**Written task**.
Without including any pictures, copy each entry below exactly.

**Exercise material**.
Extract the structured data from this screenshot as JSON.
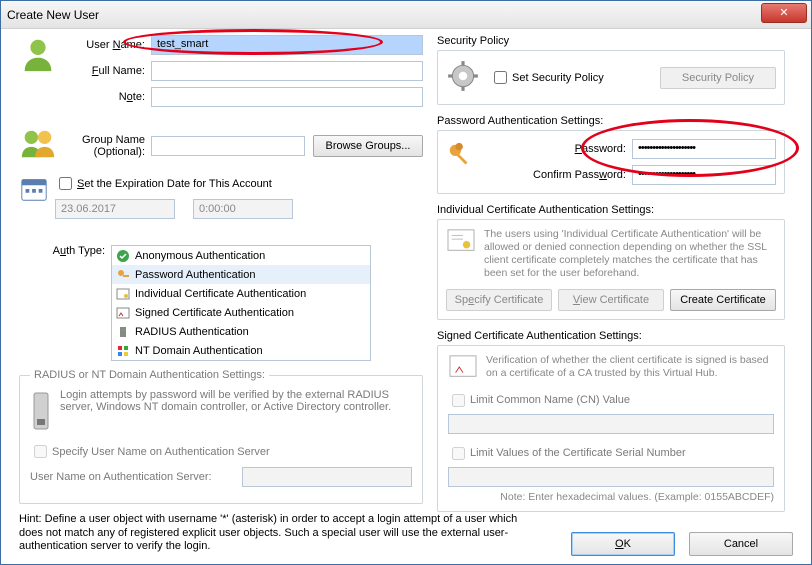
{
  "window": {
    "title": "Create New User"
  },
  "closeGlyph": "✕",
  "user": {
    "userNameLabelPrefix": "User ",
    "userNameLabelU": "N",
    "userNameLabelSuffix": "ame:",
    "userName": "test_smart",
    "fullNameLabelU": "F",
    "fullNameLabelRest": "ull Name:",
    "fullName": "",
    "noteLabelPrefix": "N",
    "noteLabelU": "o",
    "noteLabelSuffix": "te:",
    "note": ""
  },
  "group": {
    "label": "Group Name",
    "optional": "(Optional):",
    "value": "",
    "browse": "Browse Groups..."
  },
  "expiration": {
    "checkboxU": "S",
    "checkboxRest": "et the Expiration Date for This Account",
    "date": "23.06.2017",
    "time": "0:00:00"
  },
  "auth": {
    "labelPrefix": "A",
    "labelU": "u",
    "labelSuffix": "th Type:",
    "items": [
      "Anonymous Authentication",
      "Password Authentication",
      "Individual Certificate Authentication",
      "Signed Certificate Authentication",
      "RADIUS Authentication",
      "NT Domain Authentication"
    ],
    "selectedIndex": 1
  },
  "radius": {
    "legend": "RADIUS or NT Domain Authentication Settings:",
    "desc": "Login attempts by password will be verified by the external RADIUS server, Windows NT domain controller, or Active Directory controller.",
    "specify": "Specify User Name on Authentication Server",
    "userLabel": "User Name on Authentication Server:",
    "userValue": ""
  },
  "security": {
    "heading": "Security Policy",
    "checkbox": "Set Security Policy",
    "button": "Security Policy"
  },
  "pwd": {
    "heading": "Password Authentication Settings:",
    "passwordLabelU": "P",
    "passwordLabelRest": "assword:",
    "password": "••••••••••••••••••••",
    "confirmLabel": "Confirm Pass",
    "confirmU": "w",
    "confirmRest": "ord:",
    "confirm": "••••••••••••••••••••"
  },
  "indcert": {
    "heading": "Individual Certificate Authentication Settings:",
    "desc": "The users using 'Individual Certificate Authentication' will be allowed or denied connection depending on whether the SSL client certificate completely matches the certificate that has been set for the user beforehand.",
    "b1p": "Sp",
    "b1u": "e",
    "b1s": "cify Certificate",
    "b2u": "V",
    "b2s": "iew Certificate",
    "b3": "Create Certificate"
  },
  "signedcert": {
    "heading": "Signed Certificate Authentication Settings:",
    "desc": "Verification of whether the client certificate is signed is based on a certificate of a CA trusted by this Virtual Hub.",
    "cn": "Limit Common Name (CN) Value",
    "serial": "Limit Values of the Certificate Serial Number",
    "note": "Note: Enter hexadecimal values. (Example: 0155ABCDEF)"
  },
  "hint": "Hint: Define a user object with username '*' (asterisk) in order to accept a login attempt of a user which does not match any of registered explicit user objects. Such a special user will use the external user-authentication server to verify the login.",
  "footer": {
    "okU": "O",
    "okRest": "K",
    "cancel": "Cancel"
  }
}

**Result for this task**.
Extract the structured data from this screenshot as JSON.
{
  "window": {
    "title": "Create New User"
  },
  "closeGlyph": "✕",
  "user": {
    "userNameLabelPrefix": "User ",
    "userNameLabelU": "N",
    "userNameLabelSuffix": "ame:",
    "userName": "test_smart",
    "fullNameLabelU": "F",
    "fullNameLabelRest": "ull Name:",
    "fullName": "",
    "noteLabelPrefix": "N",
    "noteLabelU": "o",
    "noteLabelSuffix": "te:",
    "note": ""
  },
  "group": {
    "label": "Group Name",
    "optional": "(Optional):",
    "value": "",
    "browse": "Browse Groups..."
  },
  "expiration": {
    "checkboxU": "S",
    "checkboxRest": "et the Expiration Date for This Account",
    "date": "23.06.2017",
    "time": "0:00:00"
  },
  "auth": {
    "labelPrefix": "A",
    "labelU": "u",
    "labelSuffix": "th Type:",
    "items": [
      "Anonymous Authentication",
      "Password Authentication",
      "Individual Certificate Authentication",
      "Signed Certificate Authentication",
      "RADIUS Authentication",
      "NT Domain Authentication"
    ],
    "selectedIndex": 1
  },
  "radius": {
    "legend": "RADIUS or NT Domain Authentication Settings:",
    "desc": "Login attempts by password will be verified by the external RADIUS server, Windows NT domain controller, or Active Directory controller.",
    "specify": "Specify User Name on Authentication Server",
    "userLabel": "User Name on Authentication Server:",
    "userValue": ""
  },
  "security": {
    "heading": "Security Policy",
    "checkbox": "Set Security Policy",
    "button": "Security Policy"
  },
  "pwd": {
    "heading": "Password Authentication Settings:",
    "passwordLabelU": "P",
    "passwordLabelRest": "assword:",
    "password": "••••••••••••••••••••",
    "confirmLabel": "Confirm Pass",
    "confirmU": "w",
    "confirmRest": "ord:",
    "confirm": "••••••••••••••••••••"
  },
  "indcert": {
    "heading": "Individual Certificate Authentication Settings:",
    "desc": "The users using 'Individual Certificate Authentication' will be allowed or denied connection depending on whether the SSL client certificate completely matches the certificate that has been set for the user beforehand.",
    "b1p": "Sp",
    "b1u": "e",
    "b1s": "cify Certificate",
    "b2u": "V",
    "b2s": "iew Certificate",
    "b3": "Create Certificate"
  },
  "signedcert": {
    "heading": "Signed Certificate Authentication Settings:",
    "desc": "Verification of whether the client certificate is signed is based on a certificate of a CA trusted by this Virtual Hub.",
    "cn": "Limit Common Name (CN) Value",
    "serial": "Limit Values of the Certificate Serial Number",
    "note": "Note: Enter hexadecimal values. (Example: 0155ABCDEF)"
  },
  "hint": "Hint: Define a user object with username '*' (asterisk) in order to accept a login attempt of a user which does not match any of registered explicit user objects. Such a special user will use the external user-authentication server to verify the login.",
  "footer": {
    "okU": "O",
    "okRest": "K",
    "cancel": "Cancel"
  }
}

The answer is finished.